* _Directions_
Please format every line of the records below as a Markdown table with the columns "Row" and "Record line," numbering each row and leaving out the blank lines.

==== Data provided

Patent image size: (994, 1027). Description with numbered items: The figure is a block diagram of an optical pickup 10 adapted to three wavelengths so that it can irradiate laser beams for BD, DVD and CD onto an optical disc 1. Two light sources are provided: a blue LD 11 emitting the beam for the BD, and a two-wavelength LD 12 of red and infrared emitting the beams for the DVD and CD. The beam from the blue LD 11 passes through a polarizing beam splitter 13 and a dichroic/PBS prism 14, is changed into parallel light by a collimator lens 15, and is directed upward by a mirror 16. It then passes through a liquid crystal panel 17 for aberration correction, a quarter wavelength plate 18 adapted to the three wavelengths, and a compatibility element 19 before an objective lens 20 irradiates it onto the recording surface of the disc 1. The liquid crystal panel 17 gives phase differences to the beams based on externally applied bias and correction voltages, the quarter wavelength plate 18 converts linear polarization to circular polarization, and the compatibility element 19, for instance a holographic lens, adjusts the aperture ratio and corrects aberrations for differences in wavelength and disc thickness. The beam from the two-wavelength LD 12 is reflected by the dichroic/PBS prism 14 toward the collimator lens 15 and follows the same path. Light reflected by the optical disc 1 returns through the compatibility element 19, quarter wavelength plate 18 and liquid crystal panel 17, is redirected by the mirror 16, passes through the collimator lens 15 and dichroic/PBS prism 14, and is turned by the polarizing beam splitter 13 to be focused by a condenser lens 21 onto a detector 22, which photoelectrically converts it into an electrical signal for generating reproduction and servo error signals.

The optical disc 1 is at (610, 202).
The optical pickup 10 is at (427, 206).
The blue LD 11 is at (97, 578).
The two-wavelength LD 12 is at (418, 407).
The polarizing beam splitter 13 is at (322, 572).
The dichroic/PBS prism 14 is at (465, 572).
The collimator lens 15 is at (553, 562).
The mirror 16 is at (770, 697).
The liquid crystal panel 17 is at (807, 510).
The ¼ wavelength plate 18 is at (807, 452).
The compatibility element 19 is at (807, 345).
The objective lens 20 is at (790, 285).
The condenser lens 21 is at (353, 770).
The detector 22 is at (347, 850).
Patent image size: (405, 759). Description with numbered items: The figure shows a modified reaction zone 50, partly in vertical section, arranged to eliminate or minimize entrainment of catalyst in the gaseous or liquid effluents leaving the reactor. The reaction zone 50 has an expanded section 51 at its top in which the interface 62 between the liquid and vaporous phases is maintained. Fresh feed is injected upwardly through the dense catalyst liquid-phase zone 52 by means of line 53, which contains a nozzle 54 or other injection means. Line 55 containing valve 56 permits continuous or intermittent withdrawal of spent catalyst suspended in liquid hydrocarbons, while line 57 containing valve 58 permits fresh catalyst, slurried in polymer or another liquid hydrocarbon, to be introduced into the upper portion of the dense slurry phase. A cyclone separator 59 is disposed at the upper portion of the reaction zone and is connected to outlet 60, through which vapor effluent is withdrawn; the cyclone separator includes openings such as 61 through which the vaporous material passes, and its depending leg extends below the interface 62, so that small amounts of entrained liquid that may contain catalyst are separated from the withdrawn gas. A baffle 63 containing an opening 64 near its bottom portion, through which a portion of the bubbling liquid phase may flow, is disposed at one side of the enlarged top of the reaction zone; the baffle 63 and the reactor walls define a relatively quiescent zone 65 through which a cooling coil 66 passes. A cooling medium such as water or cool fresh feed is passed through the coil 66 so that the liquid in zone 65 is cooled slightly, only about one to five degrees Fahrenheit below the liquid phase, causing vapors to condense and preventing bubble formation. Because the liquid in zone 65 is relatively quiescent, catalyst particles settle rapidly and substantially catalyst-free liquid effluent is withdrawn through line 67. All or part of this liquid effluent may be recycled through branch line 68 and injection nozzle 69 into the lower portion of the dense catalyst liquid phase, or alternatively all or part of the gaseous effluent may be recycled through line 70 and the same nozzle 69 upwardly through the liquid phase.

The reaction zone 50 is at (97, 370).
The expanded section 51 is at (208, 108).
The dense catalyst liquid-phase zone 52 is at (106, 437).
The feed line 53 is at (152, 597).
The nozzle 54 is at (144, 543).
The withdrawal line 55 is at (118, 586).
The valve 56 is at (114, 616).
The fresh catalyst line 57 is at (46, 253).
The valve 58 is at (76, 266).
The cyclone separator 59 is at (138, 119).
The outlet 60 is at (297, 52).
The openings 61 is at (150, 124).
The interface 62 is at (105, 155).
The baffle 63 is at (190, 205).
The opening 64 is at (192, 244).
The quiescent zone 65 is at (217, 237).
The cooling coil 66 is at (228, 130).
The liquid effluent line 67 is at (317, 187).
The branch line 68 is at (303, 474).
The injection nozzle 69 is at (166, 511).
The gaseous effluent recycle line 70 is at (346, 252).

========

* _Exercise solution_
| Row | Record line |
|---|---|
| 1 | Patent image size: (994, 1027). Description with numbered items: The figure is a block diagram of an optical pickup 10 adapted to three wavelengths so that it can irradiate laser beams for BD, DVD and CD onto an optical disc 1. Two light sources are provided: a blue LD 11 emitting the beam for the BD, and a two-wavelength LD 12 of red and infrared emitting the beams for the DVD and CD. The beam from the blue LD 11 passes through a polarizing beam splitter 13 and a dichroic/PBS prism 14, is changed into parallel light by a collimator lens 15, and is directed upward by a mirror 16. It then passes through a liquid crystal panel 17 for aberration correction, a quarter wavelength plate 18 adapted to the three wavelengths, and a compatibility element 19 before an objective lens 20 irradiates it onto the recording surface of the disc 1. The liquid crystal panel 17 gives phase differences to the beams based on externally applied bias and correction voltages, the quarter wavelength plate 18 converts linear polarization to circular polarization, and the compatibility element 19, for instance a holographic lens, adjusts the aperture ratio and corrects aberrations for differences in wavelength and disc thickness. The beam from the two-wavelength LD 12 is reflected by the dichroic/PBS prism 14 toward the collimator lens 15 and follows the same path. Light reflected by the optical disc 1 returns through the compatibility element 19, quarter wavelength plate 18 and liquid crystal panel 17, is redirected by the mirror 16, passes through the collimator lens 15 and dichroic/PBS prism 14, and is turned by the polarizing beam splitter 13 to be focused by a condenser lens 21 onto a detector 22, which photoelectrically converts it into an electrical signal for generating reproduction and servo error signals. |
| 2 | The optical disc 1 is at (610, 202). |
| 3 | The optical pickup 10 is at (427, 206). |
| 4 | The blue LD 11 is at (97, 578). |
| 5 | The two-wavelength LD 12 is at (418, 407). |
| 6 | The polarizing beam splitter 13 is at (322, 572). |
| 7 | The dichroic/PBS prism 14 is at (465, 572). |
| 8 | The collimator lens 15 is at (553, 562). |
| 9 | The mirror 16 is at (770, 697). |
| 10 | The liquid crystal panel 17 is at (807, 510). |
| 11 | The ¼ wavelength plate 18 is at (807, 452). |
| 12 | The compatibility element 19 is at (807, 345). |
| 13 | The objective lens 20 is at (790, 285). |
| 14 | The condenser lens 21 is at (353, 770). |
| 15 | The detector 22 is at (347, 850). |
| 16 | Patent image size: (405, 759). Description with numbered items: The figure shows a modified reaction zone 50, partly in vertical section, arranged to eliminate or minimize entrainment of catalyst in the gaseous or liquid effluents leaving the reactor. The reaction zone 50 has an expanded section 51 at its top in which the interface 62 between the liquid and vaporous phases is maintained. Fresh feed is injected upwardly through the dense catalyst liquid-phase zone 52 by means of line 53, which contains a nozzle 54 or other injection means. Line 55 containing valve 56 permits continuous or intermittent withdrawal of spent catalyst suspended in liquid hydrocarbons, while line 57 containing valve 58 permits fresh catalyst, slurried in polymer or another liquid hydrocarbon, to be introduced into the upper portion of the dense slurry phase. A cyclone separator 59 is disposed at the upper portion of the reaction zone and is connected to outlet 60, through which vapor effluent is withdrawn; the cyclone separator includes openings such as 61 through which the vaporous material passes, and its depending leg extends below the interface 62, so that small amounts of entrained liquid that may contain catalyst are separated from the withdrawn gas. A baffle 63 containing an opening 64 near its bottom portion, through which a portion of the bubbling liquid phase may flow, is disposed at one side of the enlarged top of the reaction zone; the baffle 63 and the reactor walls define a relatively quiescent zone 65 through which a cooling coil 66 passes. A cooling medium such as water or cool fresh feed is passed through the coil 66 so that the liquid in zone 65 is cooled slightly, only about one to five degrees Fahrenheit below the liquid phase, causing vapors to condense and preventing bubble formation. Because the liquid in zone 65 is relatively quiescent, catalyst particles settle rapidly and substantially catalyst-free liquid effluent is withdrawn through line 67. All or part of this liquid effluent may be recycled through branch line 68 and injection nozzle 69 into the lower portion of the dense catalyst liquid phase, or alternatively all or part of the gaseous effluent may be recycled through line 70 and the same nozzle 69 upwardly through the liquid phase. |
| 17 | The reaction zone 50 is at (97, 370). |
| 18 | The expanded section 51 is at (208, 108). |
| 19 | The dense catalyst liquid-phase zone 52 is at (106, 437). |
| 20 | The feed line 53 is at (152, 597). |
| 21 | The nozzle 54 is at (144, 543). |
| 22 | The withdrawal line 55 is at (118, 586). |
| 23 | The valve 56 is at (114, 616). |
| 24 | The fresh catalyst line 57 is at (46, 253). |
| 25 | The valve 58 is at (76, 266). |
| 26 | The cyclone separator 59 is at (138, 119). |
| 27 | The outlet 60 is at (297, 52). |
| 28 | The openings 61 is at (150, 124). |
| 29 | The interface 62 is at (105, 155). |
| 30 | The baffle 63 is at (190, 205). |
| 31 | The opening 64 is at (192, 244). |
| 32 | The quiescent zone 65 is at (217, 237). |
| 33 | The cooling coil 66 is at (228, 130). |
| 34 | The liquid effluent line 67 is at (317, 187). |
| 35 | The branch line 68 is at (303, 474). |
| 36 | The injection nozzle 69 is at (166, 511). |
| 37 | The gaseous effluent recycle line 70 is at (346, 252). |